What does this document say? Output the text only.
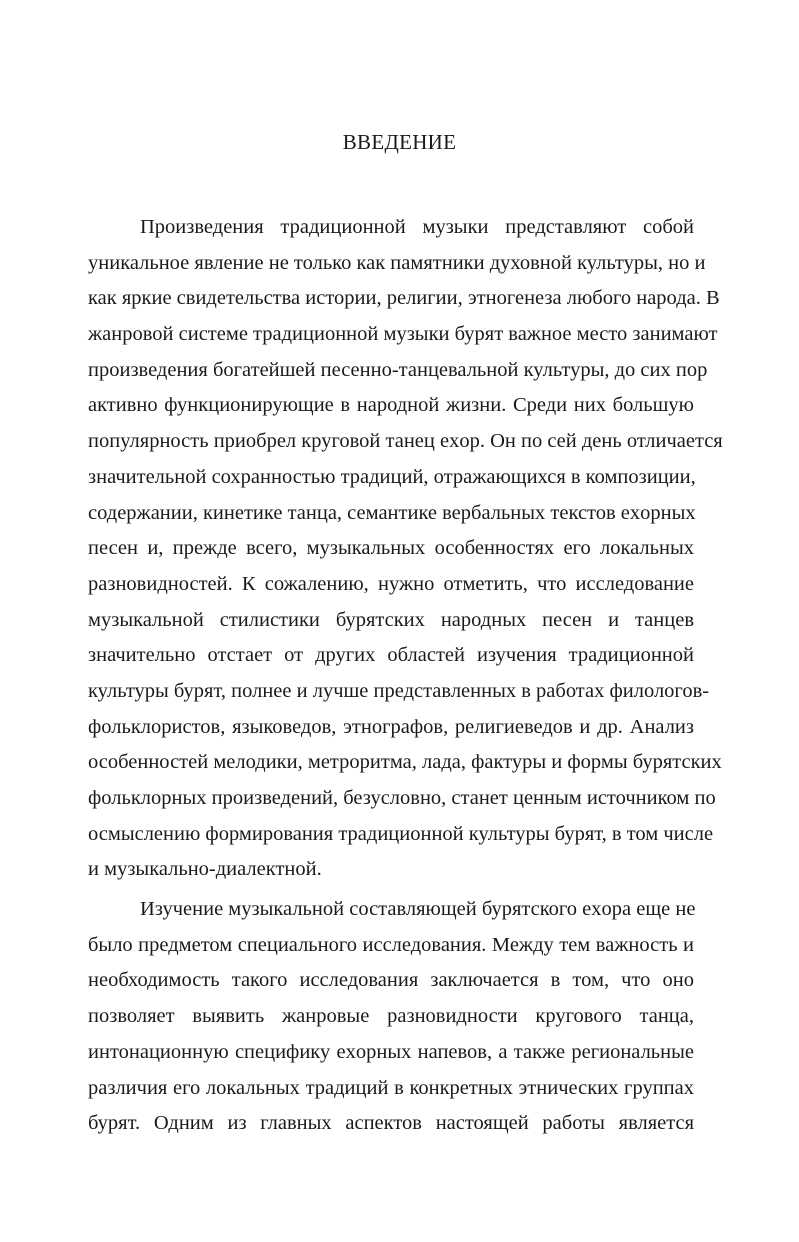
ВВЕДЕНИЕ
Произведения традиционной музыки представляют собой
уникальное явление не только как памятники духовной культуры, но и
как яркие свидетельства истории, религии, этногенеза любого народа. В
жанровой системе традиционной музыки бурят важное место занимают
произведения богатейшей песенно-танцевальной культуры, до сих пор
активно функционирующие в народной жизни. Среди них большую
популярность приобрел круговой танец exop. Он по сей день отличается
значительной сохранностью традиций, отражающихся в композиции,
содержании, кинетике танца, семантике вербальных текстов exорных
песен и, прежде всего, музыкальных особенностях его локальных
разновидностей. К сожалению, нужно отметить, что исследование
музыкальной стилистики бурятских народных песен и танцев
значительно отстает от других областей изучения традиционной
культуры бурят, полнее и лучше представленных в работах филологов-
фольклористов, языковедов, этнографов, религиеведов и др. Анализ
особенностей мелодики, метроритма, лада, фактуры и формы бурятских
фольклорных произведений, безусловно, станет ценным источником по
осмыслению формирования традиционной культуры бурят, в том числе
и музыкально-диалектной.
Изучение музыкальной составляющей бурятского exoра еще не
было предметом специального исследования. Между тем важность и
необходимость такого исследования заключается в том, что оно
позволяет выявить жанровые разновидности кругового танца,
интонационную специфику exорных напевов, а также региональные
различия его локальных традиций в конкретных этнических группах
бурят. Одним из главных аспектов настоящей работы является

++++++++++

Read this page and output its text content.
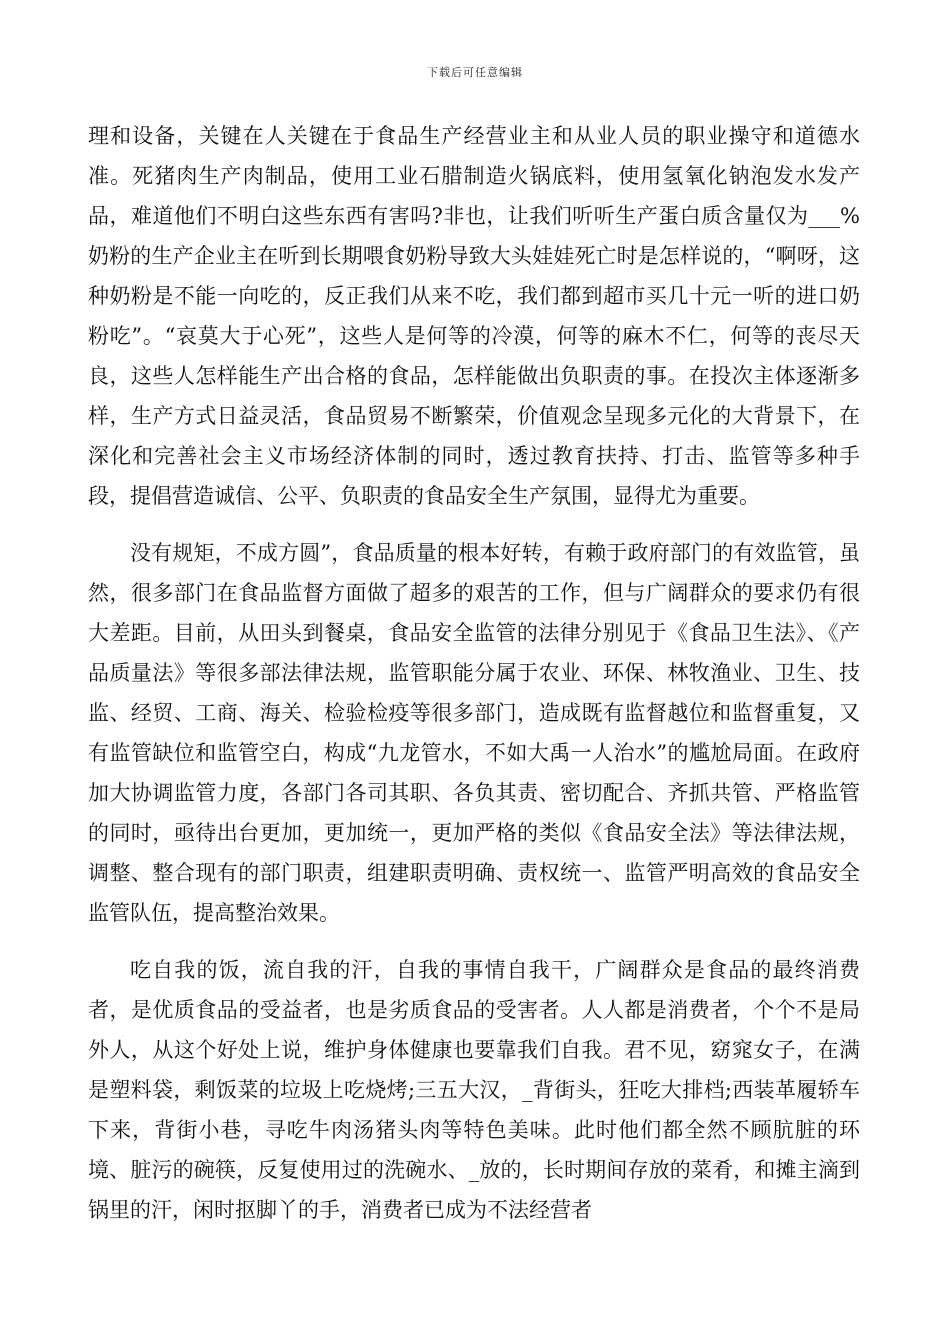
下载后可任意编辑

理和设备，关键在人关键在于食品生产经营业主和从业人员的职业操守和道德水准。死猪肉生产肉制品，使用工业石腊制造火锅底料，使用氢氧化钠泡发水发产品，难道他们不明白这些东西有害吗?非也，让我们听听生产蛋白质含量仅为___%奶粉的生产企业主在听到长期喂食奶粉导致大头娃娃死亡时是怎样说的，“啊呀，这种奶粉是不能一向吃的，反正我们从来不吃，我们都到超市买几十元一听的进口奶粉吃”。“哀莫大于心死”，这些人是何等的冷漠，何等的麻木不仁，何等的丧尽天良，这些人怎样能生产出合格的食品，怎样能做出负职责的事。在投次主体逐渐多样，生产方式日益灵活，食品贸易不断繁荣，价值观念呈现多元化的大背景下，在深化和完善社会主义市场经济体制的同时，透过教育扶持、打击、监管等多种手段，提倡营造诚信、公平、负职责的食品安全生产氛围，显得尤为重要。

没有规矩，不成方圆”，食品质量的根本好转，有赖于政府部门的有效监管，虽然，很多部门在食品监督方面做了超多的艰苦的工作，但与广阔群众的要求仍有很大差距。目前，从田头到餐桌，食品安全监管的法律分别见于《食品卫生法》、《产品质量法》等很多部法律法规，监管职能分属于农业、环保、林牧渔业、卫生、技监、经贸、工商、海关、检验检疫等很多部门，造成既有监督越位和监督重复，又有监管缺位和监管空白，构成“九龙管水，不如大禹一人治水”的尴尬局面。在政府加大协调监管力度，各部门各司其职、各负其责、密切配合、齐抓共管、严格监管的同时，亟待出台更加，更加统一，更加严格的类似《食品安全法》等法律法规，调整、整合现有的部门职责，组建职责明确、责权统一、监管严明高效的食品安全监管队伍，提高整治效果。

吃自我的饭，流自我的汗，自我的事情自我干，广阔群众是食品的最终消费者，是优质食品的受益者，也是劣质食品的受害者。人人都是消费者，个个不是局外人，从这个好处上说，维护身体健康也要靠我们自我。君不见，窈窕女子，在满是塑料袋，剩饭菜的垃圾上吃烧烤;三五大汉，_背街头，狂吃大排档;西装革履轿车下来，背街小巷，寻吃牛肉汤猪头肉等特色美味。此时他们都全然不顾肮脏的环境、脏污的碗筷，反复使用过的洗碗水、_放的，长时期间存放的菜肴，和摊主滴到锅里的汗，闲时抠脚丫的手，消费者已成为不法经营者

++++++++++

Filter the listing for the word "exорных" and copy every line that holds it.

## The solution
содержании, кинетике танца, семантике вербальных текстов exорных
интонационную специфику exорных напевов, а также региональные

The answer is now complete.